**Aim of the exercise**:
Write out all of the entries exactly as given.

* BEGIN Provided material *

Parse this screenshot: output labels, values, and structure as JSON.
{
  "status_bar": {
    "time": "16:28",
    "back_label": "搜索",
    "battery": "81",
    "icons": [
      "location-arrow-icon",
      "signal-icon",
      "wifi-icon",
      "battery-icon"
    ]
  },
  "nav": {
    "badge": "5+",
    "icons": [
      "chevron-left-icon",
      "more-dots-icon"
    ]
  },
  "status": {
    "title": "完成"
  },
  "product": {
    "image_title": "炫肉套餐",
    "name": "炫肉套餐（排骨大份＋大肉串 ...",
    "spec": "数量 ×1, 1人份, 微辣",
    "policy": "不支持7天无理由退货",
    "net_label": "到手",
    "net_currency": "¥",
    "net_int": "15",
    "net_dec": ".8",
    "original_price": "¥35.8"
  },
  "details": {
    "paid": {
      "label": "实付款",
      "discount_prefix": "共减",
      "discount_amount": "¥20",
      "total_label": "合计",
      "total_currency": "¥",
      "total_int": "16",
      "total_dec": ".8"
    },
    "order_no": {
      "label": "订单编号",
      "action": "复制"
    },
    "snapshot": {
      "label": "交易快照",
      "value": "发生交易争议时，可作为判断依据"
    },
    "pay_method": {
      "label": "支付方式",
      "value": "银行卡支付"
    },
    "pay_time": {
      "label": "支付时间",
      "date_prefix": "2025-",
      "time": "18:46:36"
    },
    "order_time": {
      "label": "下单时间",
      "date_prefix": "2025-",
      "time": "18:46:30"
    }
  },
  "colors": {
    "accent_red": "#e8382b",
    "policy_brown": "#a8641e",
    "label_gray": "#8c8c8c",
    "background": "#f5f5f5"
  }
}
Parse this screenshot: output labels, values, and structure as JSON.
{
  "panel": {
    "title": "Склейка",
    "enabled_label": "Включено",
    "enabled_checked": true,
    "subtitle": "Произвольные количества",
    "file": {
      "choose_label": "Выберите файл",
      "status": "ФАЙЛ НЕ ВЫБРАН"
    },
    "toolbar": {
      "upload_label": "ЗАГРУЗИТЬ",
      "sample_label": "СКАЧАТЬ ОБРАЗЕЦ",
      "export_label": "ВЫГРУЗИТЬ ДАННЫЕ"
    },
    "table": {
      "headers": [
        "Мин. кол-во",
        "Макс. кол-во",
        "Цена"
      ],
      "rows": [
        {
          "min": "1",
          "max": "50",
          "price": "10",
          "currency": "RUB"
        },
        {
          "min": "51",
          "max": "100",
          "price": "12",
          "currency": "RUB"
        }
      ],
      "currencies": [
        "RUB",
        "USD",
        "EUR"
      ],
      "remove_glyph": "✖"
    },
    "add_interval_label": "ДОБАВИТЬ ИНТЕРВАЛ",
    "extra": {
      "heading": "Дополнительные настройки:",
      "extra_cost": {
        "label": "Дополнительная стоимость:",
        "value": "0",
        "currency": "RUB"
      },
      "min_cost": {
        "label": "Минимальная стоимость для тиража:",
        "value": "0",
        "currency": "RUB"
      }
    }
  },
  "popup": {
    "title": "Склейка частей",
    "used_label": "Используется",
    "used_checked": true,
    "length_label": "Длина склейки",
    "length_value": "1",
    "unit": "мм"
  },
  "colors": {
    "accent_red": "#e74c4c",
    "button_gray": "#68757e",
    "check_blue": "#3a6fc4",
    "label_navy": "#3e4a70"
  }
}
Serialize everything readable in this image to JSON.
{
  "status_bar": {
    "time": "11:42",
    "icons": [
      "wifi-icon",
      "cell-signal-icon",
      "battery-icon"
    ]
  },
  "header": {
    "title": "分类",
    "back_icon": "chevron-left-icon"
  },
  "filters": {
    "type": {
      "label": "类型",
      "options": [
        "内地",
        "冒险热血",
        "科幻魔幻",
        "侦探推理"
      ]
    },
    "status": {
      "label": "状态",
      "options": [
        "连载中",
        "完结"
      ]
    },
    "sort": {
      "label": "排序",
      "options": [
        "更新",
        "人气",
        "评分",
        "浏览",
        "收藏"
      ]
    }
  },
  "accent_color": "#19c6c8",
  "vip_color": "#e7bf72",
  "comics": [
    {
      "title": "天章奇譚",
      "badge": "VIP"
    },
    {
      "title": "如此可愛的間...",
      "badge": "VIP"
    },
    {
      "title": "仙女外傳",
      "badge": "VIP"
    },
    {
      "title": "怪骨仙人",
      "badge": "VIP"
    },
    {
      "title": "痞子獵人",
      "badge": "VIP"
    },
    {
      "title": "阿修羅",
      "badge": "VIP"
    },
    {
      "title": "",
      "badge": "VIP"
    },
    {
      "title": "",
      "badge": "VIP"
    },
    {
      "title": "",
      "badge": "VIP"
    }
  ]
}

* END Provided material *

**Reply to the task**:
Parse this screenshot: output labels, values, and structure as JSON.
{
  "status_bar": {
    "time": "16:28",
    "back_label": "搜索",
    "battery": "81",
    "icons": [
      "location-arrow-icon",
      "signal-icon",
      "wifi-icon",
      "battery-icon"
    ]
  },
  "nav": {
    "badge": "5+",
    "icons": [
      "chevron-left-icon",
      "more-dots-icon"
    ]
  },
  "status": {
    "title": "完成"
  },
  "product": {
    "image_title": "炫肉套餐",
    "name": "炫肉套餐（排骨大份＋大肉串 ...",
    "spec": "数量 ×1, 1人份, 微辣",
    "policy": "不支持7天无理由退货",
    "net_label": "到手",
    "net_currency": "¥",
    "net_int": "15",
    "net_dec": ".8",
    "original_price": "¥35.8"
  },
  "details": {
    "paid": {
      "label": "实付款",
      "discount_prefix": "共减",
      "discount_amount": "¥20",
      "total_label": "合计",
      "total_currency": "¥",
      "total_int": "16",
      "total_dec": ".8"
    },
    "order_no": {
      "label": "订单编号",
      "action": "复制"
    },
    "snapshot": {
      "label": "交易快照",
      "value": "发生交易争议时，可作为判断依据"
    },
    "pay_method": {
      "label": "支付方式",
      "value": "银行卡支付"
    },
    "pay_time": {
      "label": "支付时间",
      "date_prefix": "2025-",
      "time": "18:46:36"
    },
    "order_time": {
      "label": "下单时间",
      "date_prefix": "2025-",
      "time": "18:46:30"
    }
  },
  "colors": {
    "accent_red": "#e8382b",
    "policy_brown": "#a8641e",
    "label_gray": "#8c8c8c",
    "background": "#f5f5f5"
  }
}
Parse this screenshot: output labels, values, and structure as JSON.
{
  "panel": {
    "title": "Склейка",
    "enabled_label": "Включено",
    "enabled_checked": true,
    "subtitle": "Произвольные количества",
    "file": {
      "choose_label": "Выберите файл",
      "status": "ФАЙЛ НЕ ВЫБРАН"
    },
    "toolbar": {
      "upload_label": "ЗАГРУЗИТЬ",
      "sample_label": "СКАЧАТЬ ОБРАЗЕЦ",
      "export_label": "ВЫГРУЗИТЬ ДАННЫЕ"
    },
    "table": {
      "headers": [
        "Мин. кол-во",
        "Макс. кол-во",
        "Цена"
      ],
      "rows": [
        {
          "min": "1",
          "max": "50",
          "price": "10",
          "currency": "RUB"
        },
        {
          "min": "51",
          "max": "100",
          "price": "12",
          "currency": "RUB"
        }
      ],
      "currencies": [
        "RUB",
        "USD",
        "EUR"
      ],
      "remove_glyph": "✖"
    },
    "add_interval_label": "ДОБАВИТЬ ИНТЕРВАЛ",
    "extra": {
      "heading": "Дополнительные настройки:",
      "extra_cost": {
        "label": "Дополнительная стоимость:",
        "value": "0",
        "currency": "RUB"
      },
      "min_cost": {
        "label": "Минимальная стоимость для тиража:",
        "value": "0",
        "currency": "RUB"
      }
    }
  },
  "popup": {
    "title": "Склейка частей",
    "used_label": "Используется",
    "used_checked": true,
    "length_label": "Длина склейки",
    "length_value": "1",
    "unit": "мм"
  },
  "colors": {
    "accent_red": "#e74c4c",
    "button_gray": "#68757e",
    "check_blue": "#3a6fc4",
    "label_navy": "#3e4a70"
  }
}
Serialize everything readable in this image to JSON.
{
  "status_bar": {
    "time": "11:42",
    "icons": [
      "wifi-icon",
      "cell-signal-icon",
      "battery-icon"
    ]
  },
  "header": {
    "title": "分类",
    "back_icon": "chevron-left-icon"
  },
  "filters": {
    "type": {
      "label": "类型",
      "options": [
        "内地",
        "冒险热血",
        "科幻魔幻",
        "侦探推理"
      ]
    },
    "status": {
      "label": "状态",
      "options": [
        "连载中",
        "完结"
      ]
    },
    "sort": {
      "label": "排序",
      "options": [
        "更新",
        "人气",
        "评分",
        "浏览",
        "收藏"
      ]
    }
  },
  "accent_color": "#19c6c8",
  "vip_color": "#e7bf72",
  "comics": [
    {
      "title": "天章奇譚",
      "badge": "VIP"
    },
    {
      "title": "如此可愛的間...",
      "badge": "VIP"
    },
    {
      "title": "仙女外傳",
      "badge": "VIP"
    },
    {
      "title": "怪骨仙人",
      "badge": "VIP"
    },
    {
      "title": "痞子獵人",
      "badge": "VIP"
    },
    {
      "title": "阿修羅",
      "badge": "VIP"
    },
    {
      "title": "",
      "badge": "VIP"
    },
    {
      "title": "",
      "badge": "VIP"
    },
    {
      "title": "",
      "badge": "VIP"
    }
  ]
}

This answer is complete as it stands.